■ SUPPLIED PASSAGE:
━━━━━━━━━━━━━━━━━━━━

Steve, Peterborough, UK
I've switched to an Austin Mini 1000, for everything else - public transport.
Max, Santa Cruz de Tenerife, Spain
Hi, I am with Jeremy on Alfas of course - I am addicted to them and have the rare distinction of owning the only 164 T/spark cloverleaf in NZ - and love the descriptions of the LP640. I'd buy one
And I'd buy a Gallardo (though perhpas not the roadster) with nary a whimper too if I ever had the cash.
One thing never to have is regret - Jeremy had an original 1970's GTV6 and I've had one too - so go Lambo and reminisce when you have no teeth !
Martin La Grange, Auckland, New Zealand
I find it odd that Jeremy should order a Gallardo Spider after knocking the Ferrari spiders for so long. Perhaps he now realises that the directness of the experience, the sound of the engine, the "Mille Miglia" feeling far makes up for any minor sacrifice in chassis stifness. I rather think that he will soon tire of the squat shape of the Gallardo once he´s had it on his driveway a good time, and of the Audi switchgear and the dreadfully low nose which crashes in car park ramps and speed bumps. Yes, there is only one real italian supercar out there - Forza Ferrari!
David Smith "Pitlane", Madrid, Spain
I agree with you completely that modern cars are becoming more and more boring to drive. Apart from a Maserati and some Fiats, my private cars have all been Alfa Romeo's and although they may not be perfect at least they make me want to drive them. The non-Alfa company cars I have had (Passat, Zafira and other audi's) were all big disappointments and were close tot automotive horror on the enjoyablilty to drive scale. This year I opted not to have a company car and bought myself an Alfa GTV to go to work. At least the road to and from work is now something to look forward to.

━━━━━━━━━━━━━━━━━━━━

■ SUPPLIED ENTRIES:
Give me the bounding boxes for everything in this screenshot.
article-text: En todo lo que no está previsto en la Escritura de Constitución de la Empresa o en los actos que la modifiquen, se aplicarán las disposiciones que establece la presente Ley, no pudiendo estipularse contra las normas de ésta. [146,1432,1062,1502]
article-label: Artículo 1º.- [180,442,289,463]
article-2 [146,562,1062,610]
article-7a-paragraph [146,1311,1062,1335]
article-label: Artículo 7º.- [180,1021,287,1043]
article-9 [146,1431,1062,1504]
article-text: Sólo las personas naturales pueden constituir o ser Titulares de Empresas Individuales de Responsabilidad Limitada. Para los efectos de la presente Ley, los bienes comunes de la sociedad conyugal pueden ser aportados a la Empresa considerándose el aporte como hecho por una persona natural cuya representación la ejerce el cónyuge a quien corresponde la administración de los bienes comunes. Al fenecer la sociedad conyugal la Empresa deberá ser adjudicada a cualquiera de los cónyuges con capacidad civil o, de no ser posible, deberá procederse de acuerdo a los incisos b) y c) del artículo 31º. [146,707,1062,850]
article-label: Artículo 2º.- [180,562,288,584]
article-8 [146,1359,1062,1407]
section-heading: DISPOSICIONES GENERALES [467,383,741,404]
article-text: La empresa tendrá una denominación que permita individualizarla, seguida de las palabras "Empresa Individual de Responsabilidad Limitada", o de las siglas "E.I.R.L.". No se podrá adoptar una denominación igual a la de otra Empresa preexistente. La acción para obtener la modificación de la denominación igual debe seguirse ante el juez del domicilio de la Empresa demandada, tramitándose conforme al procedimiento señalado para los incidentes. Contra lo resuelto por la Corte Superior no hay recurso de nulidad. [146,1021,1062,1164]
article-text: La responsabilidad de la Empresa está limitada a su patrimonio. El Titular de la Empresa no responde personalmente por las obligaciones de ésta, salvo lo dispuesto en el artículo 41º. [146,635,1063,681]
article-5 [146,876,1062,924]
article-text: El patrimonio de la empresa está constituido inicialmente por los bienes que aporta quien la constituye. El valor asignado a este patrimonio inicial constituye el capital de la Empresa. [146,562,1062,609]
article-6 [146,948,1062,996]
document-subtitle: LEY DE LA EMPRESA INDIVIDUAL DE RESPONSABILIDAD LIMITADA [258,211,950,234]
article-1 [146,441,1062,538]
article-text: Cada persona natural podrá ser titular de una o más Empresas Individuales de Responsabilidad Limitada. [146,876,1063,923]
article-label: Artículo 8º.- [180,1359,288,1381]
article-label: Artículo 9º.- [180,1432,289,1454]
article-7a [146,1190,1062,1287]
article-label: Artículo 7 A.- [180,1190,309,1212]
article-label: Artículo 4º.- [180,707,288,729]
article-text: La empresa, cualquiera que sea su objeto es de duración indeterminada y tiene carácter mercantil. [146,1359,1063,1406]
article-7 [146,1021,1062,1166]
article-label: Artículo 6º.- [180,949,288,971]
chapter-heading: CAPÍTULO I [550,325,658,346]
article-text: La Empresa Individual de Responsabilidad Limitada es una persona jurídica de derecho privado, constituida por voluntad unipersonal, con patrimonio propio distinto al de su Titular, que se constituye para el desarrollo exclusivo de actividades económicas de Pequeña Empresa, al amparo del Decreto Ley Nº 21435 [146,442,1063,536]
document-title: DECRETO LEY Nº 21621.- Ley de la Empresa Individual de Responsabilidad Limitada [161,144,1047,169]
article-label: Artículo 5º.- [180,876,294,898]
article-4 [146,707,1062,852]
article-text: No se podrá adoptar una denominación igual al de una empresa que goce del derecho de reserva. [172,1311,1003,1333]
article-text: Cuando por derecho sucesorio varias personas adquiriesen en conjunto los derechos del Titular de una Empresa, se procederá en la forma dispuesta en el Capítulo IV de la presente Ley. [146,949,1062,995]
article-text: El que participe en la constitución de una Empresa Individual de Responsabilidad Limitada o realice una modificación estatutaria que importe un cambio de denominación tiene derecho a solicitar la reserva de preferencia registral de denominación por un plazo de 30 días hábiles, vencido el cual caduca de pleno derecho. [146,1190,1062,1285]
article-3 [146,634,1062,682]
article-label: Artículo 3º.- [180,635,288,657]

━━━━━━━━━━━━━━━━━━━━

■ GIVEN EXERCISE A:
In the reader comments, turn the paragraph beginning "I find it odd that Jeremy" into a short bulleted list that keeps its main points.
■ GIVEN EXERCISE B:
Decide whether each statement agrees with the reader comments, answering yes or no and quoting the words that settle it.
(i) The paragraph beginning "Hi, I am with Jeremy" claims its writer owns the only 164 T/spark cloverleaf in NZ.
(ii) The paragraph beginning "I agree with you completely" says its writer took a company car this year.
(iii) The paragraph beginning "I find it odd" predicts that Jeremy will tire of the Gallardo's squat shape.
■ GIVEN EXERCISE C:
Copy everything in the reader comments from "Max, Santa Cruz" down to "had the cash.", with no changes.
The records are material separate from the reader comments.

■ FULL SOLUTION A:
- It seems odd that Jeremy ordered a Gallardo Spider after criticizing Ferrari spiders for so long.
- He may now realize that the directness, the engine sound and the "Mille Miglia" feeling outweigh a minor loss of chassis stiffness.
- He will likely tire of the Gallardo's squat shape, its Audi switchgear and its very low nose, which crashes on car park ramps and speed bumps.
- Ferrari is the only real Italian supercar.

■ FULL SOLUTION B:
(i) Yes: "have the rare distinction of owning the only 164 T/spark cloverleaf in NZ"
(ii) No: "This year I opted not to have a company car"
(iii) Yes: "he will soon tire of the squat shape of the Gallardo"

■ FULL SOLUTION C:
Max, Santa Cruz de Tenerife, Spain
Hi, I am with Jeremy on Alfas of course - I am addicted to them and have the rare distinction of owning the only 164 T/spark cloverleaf in NZ - and love the descriptions of the LP640. I'd buy one
And I'd buy a Gallardo (though perhpas not the roadster) with nary a whimper too if I ever had the cash.